#### Task:
Count the lines below that contain the word "Convertir", and reply with only that number.

#### Entries supplied:
* Begin *

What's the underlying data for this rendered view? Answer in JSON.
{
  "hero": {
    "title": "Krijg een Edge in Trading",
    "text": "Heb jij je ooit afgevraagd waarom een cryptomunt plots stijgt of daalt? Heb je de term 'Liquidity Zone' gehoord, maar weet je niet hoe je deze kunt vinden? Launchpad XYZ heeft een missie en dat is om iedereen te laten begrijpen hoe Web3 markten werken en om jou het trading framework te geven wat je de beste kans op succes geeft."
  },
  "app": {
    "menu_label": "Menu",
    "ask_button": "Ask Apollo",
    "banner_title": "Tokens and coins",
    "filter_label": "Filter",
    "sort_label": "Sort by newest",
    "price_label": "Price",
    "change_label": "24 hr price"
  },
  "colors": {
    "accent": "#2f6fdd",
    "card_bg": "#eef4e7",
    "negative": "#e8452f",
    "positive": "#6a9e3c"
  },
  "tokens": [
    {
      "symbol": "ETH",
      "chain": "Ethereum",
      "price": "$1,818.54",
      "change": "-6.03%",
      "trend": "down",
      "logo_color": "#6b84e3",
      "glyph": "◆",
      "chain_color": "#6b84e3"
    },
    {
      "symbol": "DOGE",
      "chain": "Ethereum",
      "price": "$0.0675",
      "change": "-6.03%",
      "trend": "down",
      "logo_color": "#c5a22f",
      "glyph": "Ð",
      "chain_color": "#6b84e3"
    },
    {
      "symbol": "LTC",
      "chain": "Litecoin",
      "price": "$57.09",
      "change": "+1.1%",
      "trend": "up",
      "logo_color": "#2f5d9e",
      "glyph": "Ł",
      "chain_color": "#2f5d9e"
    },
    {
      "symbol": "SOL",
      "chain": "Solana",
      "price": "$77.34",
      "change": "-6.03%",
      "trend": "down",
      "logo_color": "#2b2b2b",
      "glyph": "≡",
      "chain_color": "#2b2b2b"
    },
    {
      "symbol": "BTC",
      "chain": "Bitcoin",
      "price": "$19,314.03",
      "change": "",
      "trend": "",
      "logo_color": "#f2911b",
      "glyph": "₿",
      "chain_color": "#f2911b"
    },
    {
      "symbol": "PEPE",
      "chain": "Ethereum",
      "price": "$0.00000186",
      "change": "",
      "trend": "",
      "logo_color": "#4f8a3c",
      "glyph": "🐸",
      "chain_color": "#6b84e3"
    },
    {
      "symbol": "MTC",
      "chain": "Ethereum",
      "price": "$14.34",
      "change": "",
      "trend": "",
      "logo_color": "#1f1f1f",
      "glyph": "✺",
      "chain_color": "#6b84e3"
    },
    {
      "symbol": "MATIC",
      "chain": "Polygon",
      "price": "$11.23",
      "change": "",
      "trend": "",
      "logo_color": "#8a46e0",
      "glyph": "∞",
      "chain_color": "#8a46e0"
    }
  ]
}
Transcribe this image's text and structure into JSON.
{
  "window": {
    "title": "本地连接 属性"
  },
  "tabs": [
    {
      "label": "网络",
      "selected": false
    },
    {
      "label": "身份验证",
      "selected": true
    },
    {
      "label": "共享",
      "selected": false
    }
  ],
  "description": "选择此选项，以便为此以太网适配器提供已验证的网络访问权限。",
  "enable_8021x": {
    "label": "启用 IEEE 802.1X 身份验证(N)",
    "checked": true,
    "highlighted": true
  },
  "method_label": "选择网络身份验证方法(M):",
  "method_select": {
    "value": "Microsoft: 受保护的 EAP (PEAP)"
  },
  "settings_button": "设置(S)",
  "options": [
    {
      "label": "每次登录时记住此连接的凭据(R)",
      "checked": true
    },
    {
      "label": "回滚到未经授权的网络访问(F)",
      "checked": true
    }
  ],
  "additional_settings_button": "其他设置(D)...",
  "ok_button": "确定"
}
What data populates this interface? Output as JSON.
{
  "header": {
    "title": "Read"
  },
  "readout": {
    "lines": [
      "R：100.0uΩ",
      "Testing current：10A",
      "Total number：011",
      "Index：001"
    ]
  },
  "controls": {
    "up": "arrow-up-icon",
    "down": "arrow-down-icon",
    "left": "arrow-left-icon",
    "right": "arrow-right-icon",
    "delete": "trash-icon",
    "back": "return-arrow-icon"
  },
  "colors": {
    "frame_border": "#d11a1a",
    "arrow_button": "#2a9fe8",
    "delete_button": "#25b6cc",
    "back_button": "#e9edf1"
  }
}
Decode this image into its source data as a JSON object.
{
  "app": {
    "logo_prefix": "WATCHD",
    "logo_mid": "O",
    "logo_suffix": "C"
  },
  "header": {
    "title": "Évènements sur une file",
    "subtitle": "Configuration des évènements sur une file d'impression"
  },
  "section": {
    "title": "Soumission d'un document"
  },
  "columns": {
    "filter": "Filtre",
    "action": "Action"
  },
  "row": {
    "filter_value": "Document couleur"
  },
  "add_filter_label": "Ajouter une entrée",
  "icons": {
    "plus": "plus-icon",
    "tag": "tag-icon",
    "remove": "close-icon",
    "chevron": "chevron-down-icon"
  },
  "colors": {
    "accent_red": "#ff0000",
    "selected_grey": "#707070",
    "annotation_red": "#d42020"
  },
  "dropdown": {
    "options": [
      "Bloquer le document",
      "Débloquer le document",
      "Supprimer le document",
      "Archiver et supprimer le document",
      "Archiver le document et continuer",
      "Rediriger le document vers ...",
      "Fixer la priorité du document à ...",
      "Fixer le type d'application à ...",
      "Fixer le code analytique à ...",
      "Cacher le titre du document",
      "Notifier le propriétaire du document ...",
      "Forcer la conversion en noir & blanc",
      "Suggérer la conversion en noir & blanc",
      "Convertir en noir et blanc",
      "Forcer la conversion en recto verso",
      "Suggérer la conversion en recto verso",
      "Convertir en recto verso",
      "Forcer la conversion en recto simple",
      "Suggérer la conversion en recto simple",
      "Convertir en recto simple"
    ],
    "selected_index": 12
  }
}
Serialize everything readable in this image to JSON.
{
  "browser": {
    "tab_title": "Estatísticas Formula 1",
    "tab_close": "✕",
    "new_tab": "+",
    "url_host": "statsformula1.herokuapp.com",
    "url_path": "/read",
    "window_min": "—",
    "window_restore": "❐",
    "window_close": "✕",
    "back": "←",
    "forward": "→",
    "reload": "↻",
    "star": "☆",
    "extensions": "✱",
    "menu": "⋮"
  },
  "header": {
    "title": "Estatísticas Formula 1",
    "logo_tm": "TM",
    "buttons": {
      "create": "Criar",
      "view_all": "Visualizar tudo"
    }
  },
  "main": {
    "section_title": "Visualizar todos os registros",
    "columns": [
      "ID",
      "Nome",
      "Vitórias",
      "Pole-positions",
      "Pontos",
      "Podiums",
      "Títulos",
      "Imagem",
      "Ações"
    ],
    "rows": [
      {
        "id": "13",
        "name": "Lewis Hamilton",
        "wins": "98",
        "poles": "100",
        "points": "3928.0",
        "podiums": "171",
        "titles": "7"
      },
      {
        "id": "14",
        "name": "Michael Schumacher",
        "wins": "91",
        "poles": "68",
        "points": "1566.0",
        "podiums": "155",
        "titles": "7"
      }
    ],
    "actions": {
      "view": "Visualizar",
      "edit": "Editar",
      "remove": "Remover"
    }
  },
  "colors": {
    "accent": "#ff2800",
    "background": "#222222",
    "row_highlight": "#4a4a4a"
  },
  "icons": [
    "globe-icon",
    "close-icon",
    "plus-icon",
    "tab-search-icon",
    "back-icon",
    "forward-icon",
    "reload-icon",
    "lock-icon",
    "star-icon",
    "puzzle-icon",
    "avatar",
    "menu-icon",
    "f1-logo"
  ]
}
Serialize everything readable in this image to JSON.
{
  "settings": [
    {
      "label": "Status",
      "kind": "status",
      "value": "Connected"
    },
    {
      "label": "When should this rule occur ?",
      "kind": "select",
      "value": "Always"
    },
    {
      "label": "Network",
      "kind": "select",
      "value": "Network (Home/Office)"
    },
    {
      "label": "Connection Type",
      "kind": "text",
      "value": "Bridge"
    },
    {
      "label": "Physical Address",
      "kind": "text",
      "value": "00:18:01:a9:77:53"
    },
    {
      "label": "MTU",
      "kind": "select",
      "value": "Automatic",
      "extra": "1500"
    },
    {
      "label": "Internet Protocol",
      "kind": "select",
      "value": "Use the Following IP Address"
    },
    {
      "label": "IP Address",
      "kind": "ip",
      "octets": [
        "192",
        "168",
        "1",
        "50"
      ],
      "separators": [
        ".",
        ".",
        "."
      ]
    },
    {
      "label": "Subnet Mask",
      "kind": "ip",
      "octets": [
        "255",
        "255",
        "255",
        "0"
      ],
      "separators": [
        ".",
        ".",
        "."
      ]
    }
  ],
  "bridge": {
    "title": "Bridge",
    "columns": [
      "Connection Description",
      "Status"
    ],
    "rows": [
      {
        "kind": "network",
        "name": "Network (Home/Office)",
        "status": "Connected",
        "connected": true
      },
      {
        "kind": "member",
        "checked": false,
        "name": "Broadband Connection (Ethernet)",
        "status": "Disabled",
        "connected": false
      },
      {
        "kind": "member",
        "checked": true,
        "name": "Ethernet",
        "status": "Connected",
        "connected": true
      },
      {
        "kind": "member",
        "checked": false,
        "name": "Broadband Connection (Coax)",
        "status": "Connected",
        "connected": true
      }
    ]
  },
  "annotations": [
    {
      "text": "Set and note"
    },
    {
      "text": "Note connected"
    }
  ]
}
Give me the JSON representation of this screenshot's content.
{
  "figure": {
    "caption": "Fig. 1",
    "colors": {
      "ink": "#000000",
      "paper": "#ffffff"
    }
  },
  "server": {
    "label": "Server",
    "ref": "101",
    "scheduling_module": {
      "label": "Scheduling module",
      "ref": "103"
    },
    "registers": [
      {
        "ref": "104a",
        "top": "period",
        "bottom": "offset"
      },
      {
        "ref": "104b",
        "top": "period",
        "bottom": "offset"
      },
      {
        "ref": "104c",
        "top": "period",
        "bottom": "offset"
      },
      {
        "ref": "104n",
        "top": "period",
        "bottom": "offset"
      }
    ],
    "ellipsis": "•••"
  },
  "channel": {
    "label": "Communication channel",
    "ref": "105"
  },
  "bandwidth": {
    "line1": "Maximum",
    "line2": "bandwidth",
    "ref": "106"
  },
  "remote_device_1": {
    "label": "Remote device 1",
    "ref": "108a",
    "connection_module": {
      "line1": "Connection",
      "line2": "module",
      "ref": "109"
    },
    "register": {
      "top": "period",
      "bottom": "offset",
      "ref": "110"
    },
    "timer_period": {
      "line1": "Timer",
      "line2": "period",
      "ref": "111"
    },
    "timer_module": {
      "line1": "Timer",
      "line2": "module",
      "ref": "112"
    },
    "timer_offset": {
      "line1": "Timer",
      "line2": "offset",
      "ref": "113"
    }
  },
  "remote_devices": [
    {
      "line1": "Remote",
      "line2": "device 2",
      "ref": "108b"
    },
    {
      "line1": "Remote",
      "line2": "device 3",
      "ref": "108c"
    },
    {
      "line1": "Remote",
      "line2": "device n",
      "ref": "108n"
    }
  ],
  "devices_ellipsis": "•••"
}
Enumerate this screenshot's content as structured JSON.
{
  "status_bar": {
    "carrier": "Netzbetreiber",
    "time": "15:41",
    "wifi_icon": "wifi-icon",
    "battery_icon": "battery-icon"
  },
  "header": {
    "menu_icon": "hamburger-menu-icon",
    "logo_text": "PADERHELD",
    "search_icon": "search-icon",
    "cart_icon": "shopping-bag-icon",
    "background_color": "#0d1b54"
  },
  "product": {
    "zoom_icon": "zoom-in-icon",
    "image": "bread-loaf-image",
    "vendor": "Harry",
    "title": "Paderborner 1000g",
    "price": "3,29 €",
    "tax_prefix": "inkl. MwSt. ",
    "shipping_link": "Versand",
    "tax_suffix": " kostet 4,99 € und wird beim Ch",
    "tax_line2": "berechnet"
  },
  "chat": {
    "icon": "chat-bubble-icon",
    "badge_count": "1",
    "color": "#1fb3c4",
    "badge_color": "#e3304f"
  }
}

* End *

#### Problem solution:
3